#### What to produce:
Output the material word for word. Leave each picture out.

#### Information provided:
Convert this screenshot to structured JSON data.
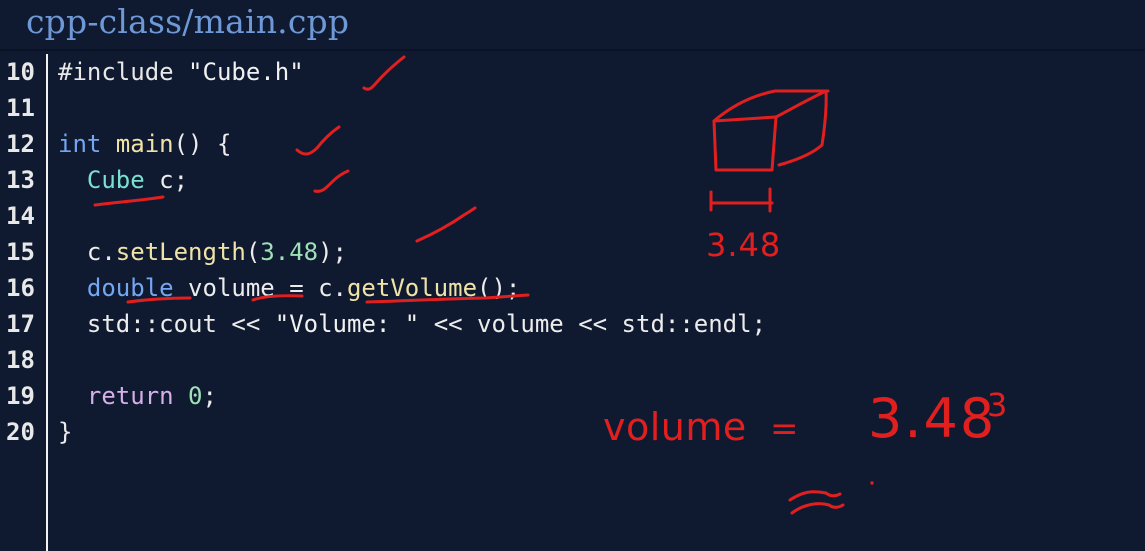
{
  "window": {
    "title": "cpp-class/main.cpp"
  },
  "editor": {
    "lines": [
      {
        "number": "10",
        "tokens": [
          {
            "text": "#include ",
            "kind": "kw"
          },
          {
            "text": "\"Cube.h\"",
            "kind": "str"
          }
        ]
      },
      {
        "number": "11",
        "tokens": []
      },
      {
        "number": "12",
        "tokens": [
          {
            "text": "int ",
            "kind": "type"
          },
          {
            "text": "main",
            "kind": "fn"
          },
          {
            "text": "() {",
            "kind": "plain"
          }
        ]
      },
      {
        "number": "13",
        "tokens": [
          {
            "text": "  Cube",
            "kind": "class"
          },
          {
            "text": " c;",
            "kind": "plain"
          }
        ]
      },
      {
        "number": "14",
        "tokens": []
      },
      {
        "number": "15",
        "tokens": [
          {
            "text": "  c.",
            "kind": "plain"
          },
          {
            "text": "setLength",
            "kind": "fn"
          },
          {
            "text": "(",
            "kind": "plain"
          },
          {
            "text": "3.48",
            "kind": "num"
          },
          {
            "text": ");",
            "kind": "plain"
          }
        ]
      },
      {
        "number": "16",
        "tokens": [
          {
            "text": "  double",
            "kind": "type"
          },
          {
            "text": " volume = c.",
            "kind": "plain"
          },
          {
            "text": "getVolume",
            "kind": "fn"
          },
          {
            "text": "();",
            "kind": "plain"
          }
        ]
      },
      {
        "number": "17",
        "tokens": [
          {
            "text": "  std::cout << ",
            "kind": "plain"
          },
          {
            "text": "\"Volume: \"",
            "kind": "str"
          },
          {
            "text": " << volume << std::endl;",
            "kind": "plain"
          }
        ]
      },
      {
        "number": "18",
        "tokens": []
      },
      {
        "number": "19",
        "tokens": [
          {
            "text": "  return",
            "kind": "ret"
          },
          {
            "text": " ",
            "kind": "plain"
          },
          {
            "text": "0",
            "kind": "num"
          },
          {
            "text": ";",
            "kind": "plain"
          }
        ]
      },
      {
        "number": "20",
        "tokens": [
          {
            "text": "}",
            "kind": "plain"
          }
        ]
      }
    ]
  },
  "annotations": {
    "ink_color": "#e11f1f",
    "cube_side_label": "3.48",
    "volume_label": "volume =",
    "volume_expression": "3.48",
    "exponent": "3",
    "approx_symbol": "≈"
  },
  "colors": {
    "background": "#0f1a31",
    "title": "#6e98d6",
    "type_keyword": "#74a7f2",
    "function": "#f0e3a8",
    "number": "#9fe0b7",
    "return_keyword": "#d6aee8",
    "class_name": "#7ce0d1"
  }
}
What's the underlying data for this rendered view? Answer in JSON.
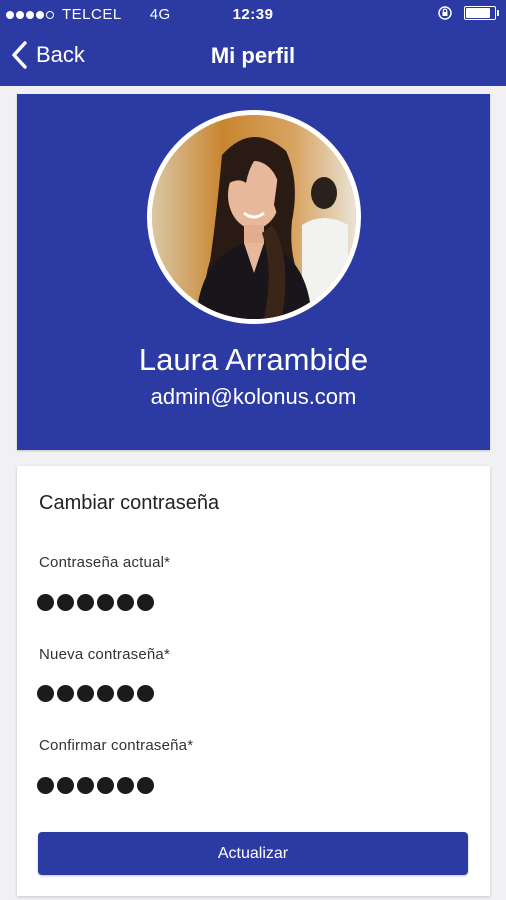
{
  "status_bar": {
    "carrier": "TELCEL",
    "network": "4G",
    "time": "12:39",
    "signal_bars": 4,
    "signal_total": 5,
    "battery_level": 0.85
  },
  "nav": {
    "back_label": "Back",
    "title": "Mi perfil"
  },
  "profile": {
    "name": "Laura Arrambide",
    "email": "admin@kolonus.com"
  },
  "password_form": {
    "title": "Cambiar contraseña",
    "fields": [
      {
        "label": "Contraseña actual*",
        "masked_length": 6
      },
      {
        "label": "Nueva contraseña*",
        "masked_length": 6
      },
      {
        "label": "Confirmar contraseña*",
        "masked_length": 6
      }
    ],
    "submit_label": "Actualizar"
  },
  "colors": {
    "primary": "#2c3aa3",
    "background": "#f1f1f3"
  },
  "icons": {
    "back": "chevron-left-icon",
    "lock": "orientation-lock-icon",
    "battery": "battery-icon"
  }
}
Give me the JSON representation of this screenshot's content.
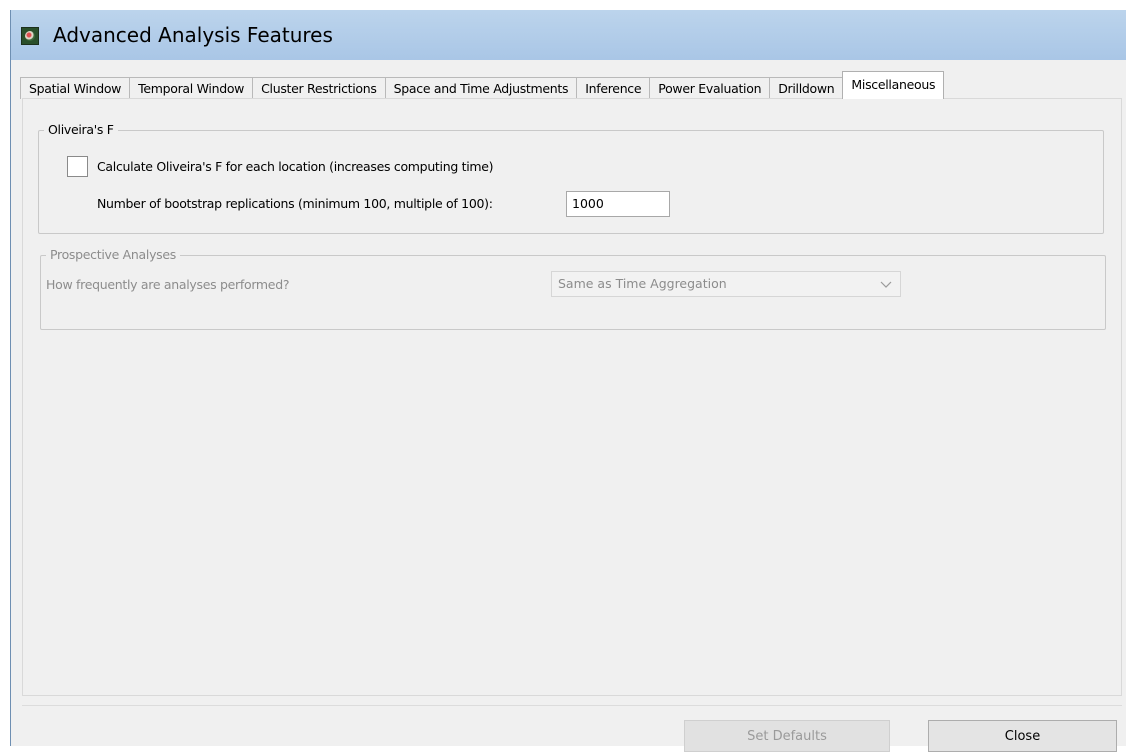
{
  "window": {
    "title": "Advanced Analysis Features",
    "icon": "app-icon"
  },
  "tabs": [
    {
      "label": "Spatial Window",
      "active": false
    },
    {
      "label": "Temporal Window",
      "active": false
    },
    {
      "label": "Cluster Restrictions",
      "active": false
    },
    {
      "label": "Space and Time Adjustments",
      "active": false
    },
    {
      "label": "Inference",
      "active": false
    },
    {
      "label": "Power Evaluation",
      "active": false
    },
    {
      "label": "Drilldown",
      "active": false
    },
    {
      "label": "Miscellaneous",
      "active": true
    }
  ],
  "oliveira": {
    "group_label": "Oliveira's F",
    "checkbox_label": "Calculate Oliveira's F for each location (increases computing time)",
    "checked": false,
    "replications_label": "Number of bootstrap replications (minimum 100, multiple of 100):",
    "replications_value": "1000"
  },
  "prospective": {
    "group_label": "Prospective Analyses",
    "frequency_label": "How frequently are analyses performed?",
    "frequency_selected": "Same as Time Aggregation",
    "enabled": false
  },
  "buttons": {
    "set_defaults": "Set Defaults",
    "close": "Close"
  }
}
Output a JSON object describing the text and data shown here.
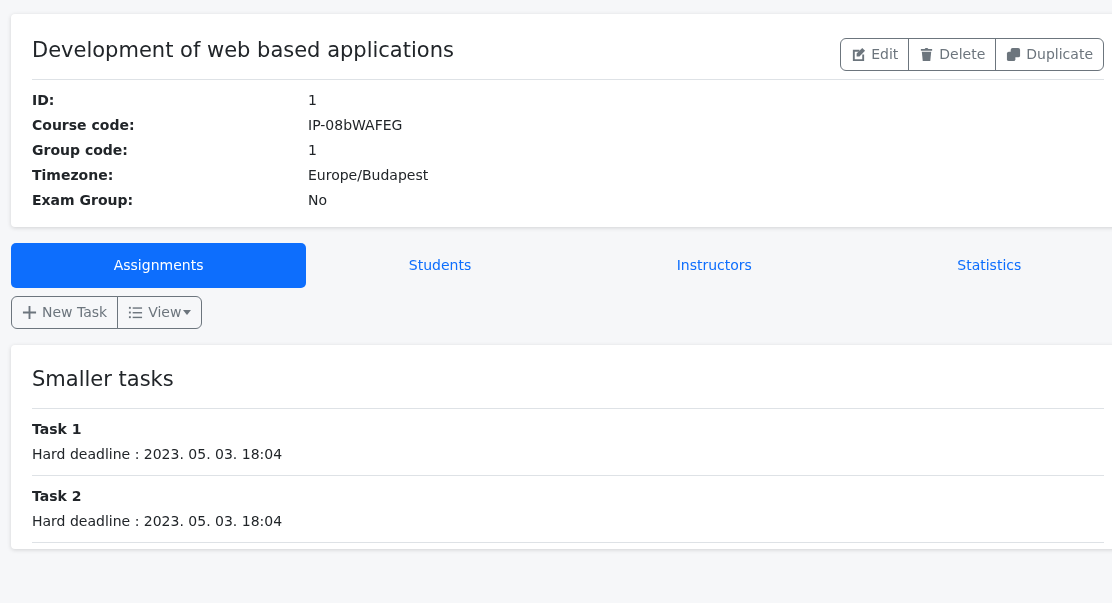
{
  "course": {
    "title": "Development of web based applications",
    "actions": [
      {
        "kind": "edit",
        "label": "Edit"
      },
      {
        "kind": "delete",
        "label": "Delete"
      },
      {
        "kind": "duplicate",
        "label": "Duplicate"
      }
    ],
    "details": [
      {
        "label": "ID:",
        "value": "1"
      },
      {
        "label": "Course code:",
        "value": "IP-08bWAFEG"
      },
      {
        "label": "Group code:",
        "value": "1"
      },
      {
        "label": "Timezone:",
        "value": "Europe/Budapest"
      },
      {
        "label": "Exam Group:",
        "value": "No"
      }
    ]
  },
  "tabs": [
    {
      "label": "Assignments",
      "selected": true
    },
    {
      "label": "Students",
      "selected": false
    },
    {
      "label": "Instructors",
      "selected": false
    },
    {
      "label": "Statistics",
      "selected": false
    }
  ],
  "toolbar": [
    {
      "kind": "add",
      "label": "New Task"
    },
    {
      "kind": "view",
      "label": "View"
    }
  ],
  "task_group": {
    "title": "Smaller tasks",
    "tasks": [
      {
        "name": "Task 1",
        "deadline": "Hard deadline : 2023. 05. 03. 18:04"
      },
      {
        "name": "Task 2",
        "deadline": "Hard deadline : 2023. 05. 03. 18:04"
      }
    ]
  }
}
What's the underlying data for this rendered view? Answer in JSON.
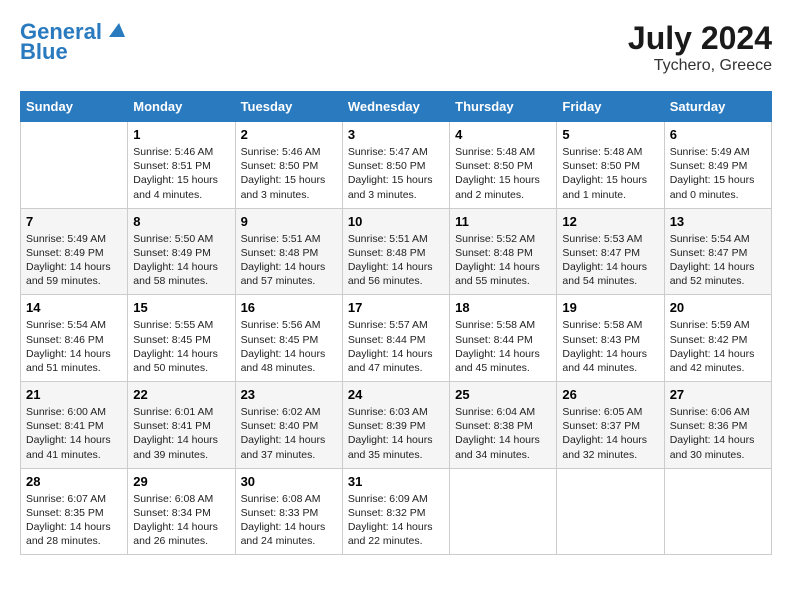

#### Answer to this exercise:
Convert this screenshot to structured JSON data.
{
  "window": {
    "title": "cpp-class/main.cpp"
  },
  "editor": {
    "lines": [
      {
        "number": "10",
        "tokens": [
          {
            "text": "#include ",
            "kind": "kw"
          },
          {
            "text": "\"Cube.h\"",
            "kind": "str"
          }
        ]
      },
      {
        "number": "11",
        "tokens": []
      },
      {
        "number": "12",
        "tokens": [
          {
            "text": "int ",
            "kind": "type"
          },
          {
            "text": "main",
            "kind": "fn"
          },
          {
            "text": "() {",
            "kind": "plain"
          }
        ]
      },
      {
        "number": "13",
        "tokens": [
          {
            "text": "  Cube",
            "kind": "class"
          },
          {
            "text": " c;",
            "kind": "plain"
          }
        ]
      },
      {
        "number": "14",
        "tokens": []
      },
      {
        "number": "15",
        "tokens": [
          {
            "text": "  c.",
            "kind": "plain"
          },
          {
            "text": "setLength",
            "kind": "fn"
          },
          {
            "text": "(",
            "kind": "plain"
          },
          {
            "text": "3.48",
            "kind": "num"
          },
          {
            "text": ");",
            "kind": "plain"
          }
        ]
      },
      {
        "number": "16",
        "tokens": [
          {
            "text": "  double",
            "kind": "type"
          },
          {
            "text": " volume = c.",
            "kind": "plain"
          },
          {
            "text": "getVolume",
            "kind": "fn"
          },
          {
            "text": "();",
            "kind": "plain"
          }
        ]
      },
      {
        "number": "17",
        "tokens": [
          {
            "text": "  std::cout << ",
            "kind": "plain"
          },
          {
            "text": "\"Volume: \"",
            "kind": "str"
          },
          {
            "text": " << volume << std::endl;",
            "kind": "plain"
          }
        ]
      },
      {
        "number": "18",
        "tokens": []
      },
      {
        "number": "19",
        "tokens": [
          {
            "text": "  return",
            "kind": "ret"
          },
          {
            "text": " ",
            "kind": "plain"
          },
          {
            "text": "0",
            "kind": "num"
          },
          {
            "text": ";",
            "kind": "plain"
          }
        ]
      },
      {
        "number": "20",
        "tokens": [
          {
            "text": "}",
            "kind": "plain"
          }
        ]
      }
    ]
  },
  "annotations": {
    "ink_color": "#e11f1f",
    "cube_side_label": "3.48",
    "volume_label": "volume =",
    "volume_expression": "3.48",
    "exponent": "3",
    "approx_symbol": "≈"
  },
  "colors": {
    "background": "#0f1a31",
    "title": "#6e98d6",
    "type_keyword": "#74a7f2",
    "function": "#f0e3a8",
    "number": "#9fe0b7",
    "return_keyword": "#d6aee8",
    "class_name": "#7ce0d1"
  }
}
What's the underlying data for this rendered view? Answer in JSON.
{
  "status_bar": {
    "carrier": "TELCEL",
    "network": "4G",
    "time": "12:39",
    "signal_bars": 4,
    "signal_total": 5,
    "battery_level": 0.85
  },
  "nav": {
    "back_label": "Back",
    "title": "Mi perfil"
  },
  "profile": {
    "name": "Laura Arrambide",
    "email": "admin@kolonus.com"
  },
  "password_form": {
    "title": "Cambiar contraseña",
    "fields": [
      {
        "label": "Contraseña actual*",
        "masked_length": 6
      },
      {
        "label": "Nueva contraseña*",
        "masked_length": 6
      },
      {
        "label": "Confirmar contraseña*",
        "masked_length": 6
      }
    ],
    "submit_label": "Actualizar"
  },
  "colors": {
    "primary": "#2c3aa3",
    "background": "#f1f1f3"
  },
  "icons": {
    "back": "chevron-left-icon",
    "lock": "orientation-lock-icon",
    "battery": "battery-icon"
  }
}
Give me the JSON representation of this screenshot's content.
{
  "window": {
    "title": "Advanced Analysis Features",
    "icon": "app-icon"
  },
  "tabs": [
    {
      "label": "Spatial Window",
      "active": false
    },
    {
      "label": "Temporal Window",
      "active": false
    },
    {
      "label": "Cluster Restrictions",
      "active": false
    },
    {
      "label": "Space and Time Adjustments",
      "active": false
    },
    {
      "label": "Inference",
      "active": false
    },
    {
      "label": "Power Evaluation",
      "active": false
    },
    {
      "label": "Drilldown",
      "active": false
    },
    {
      "label": "Miscellaneous",
      "active": true
    }
  ],
  "oliveira": {
    "group_label": "Oliveira's F",
    "checkbox_label": "Calculate Oliveira's F for each location (increases computing time)",
    "checked": false,
    "replications_label": "Number of bootstrap replications (minimum 100, multiple of 100):",
    "replications_value": "1000"
  },
  "prospective": {
    "group_label": "Prospective Analyses",
    "frequency_label": "How frequently are analyses performed?",
    "frequency_selected": "Same as Time Aggregation",
    "enabled": false
  },
  "buttons": {
    "set_defaults": "Set Defaults",
    "close": "Close"
  }
}
Output a JSON object describing the text and data shown here.
{
  "course": {
    "title": "Development of web based applications",
    "actions": [
      {
        "kind": "edit",
        "label": "Edit"
      },
      {
        "kind": "delete",
        "label": "Delete"
      },
      {
        "kind": "duplicate",
        "label": "Duplicate"
      }
    ],
    "details": [
      {
        "label": "ID:",
        "value": "1"
      },
      {
        "label": "Course code:",
        "value": "IP-08bWAFEG"
      },
      {
        "label": "Group code:",
        "value": "1"
      },
      {
        "label": "Timezone:",
        "value": "Europe/Budapest"
      },
      {
        "label": "Exam Group:",
        "value": "No"
      }
    ]
  },
  "tabs": [
    {
      "label": "Assignments",
      "selected": true
    },
    {
      "label": "Students",
      "selected": false
    },
    {
      "label": "Instructors",
      "selected": false
    },
    {
      "label": "Statistics",
      "selected": false
    }
  ],
  "toolbar": [
    {
      "kind": "add",
      "label": "New Task"
    },
    {
      "kind": "view",
      "label": "View"
    }
  ],
  "task_group": {
    "title": "Smaller tasks",
    "tasks": [
      {
        "name": "Task 1",
        "deadline": "Hard deadline : 2023. 05. 03. 18:04"
      },
      {
        "name": "Task 2",
        "deadline": "Hard deadline : 2023. 05. 03. 18:04"
      }
    ]
  }
}
What's the underlying data for this rendered view? Answer in JSON.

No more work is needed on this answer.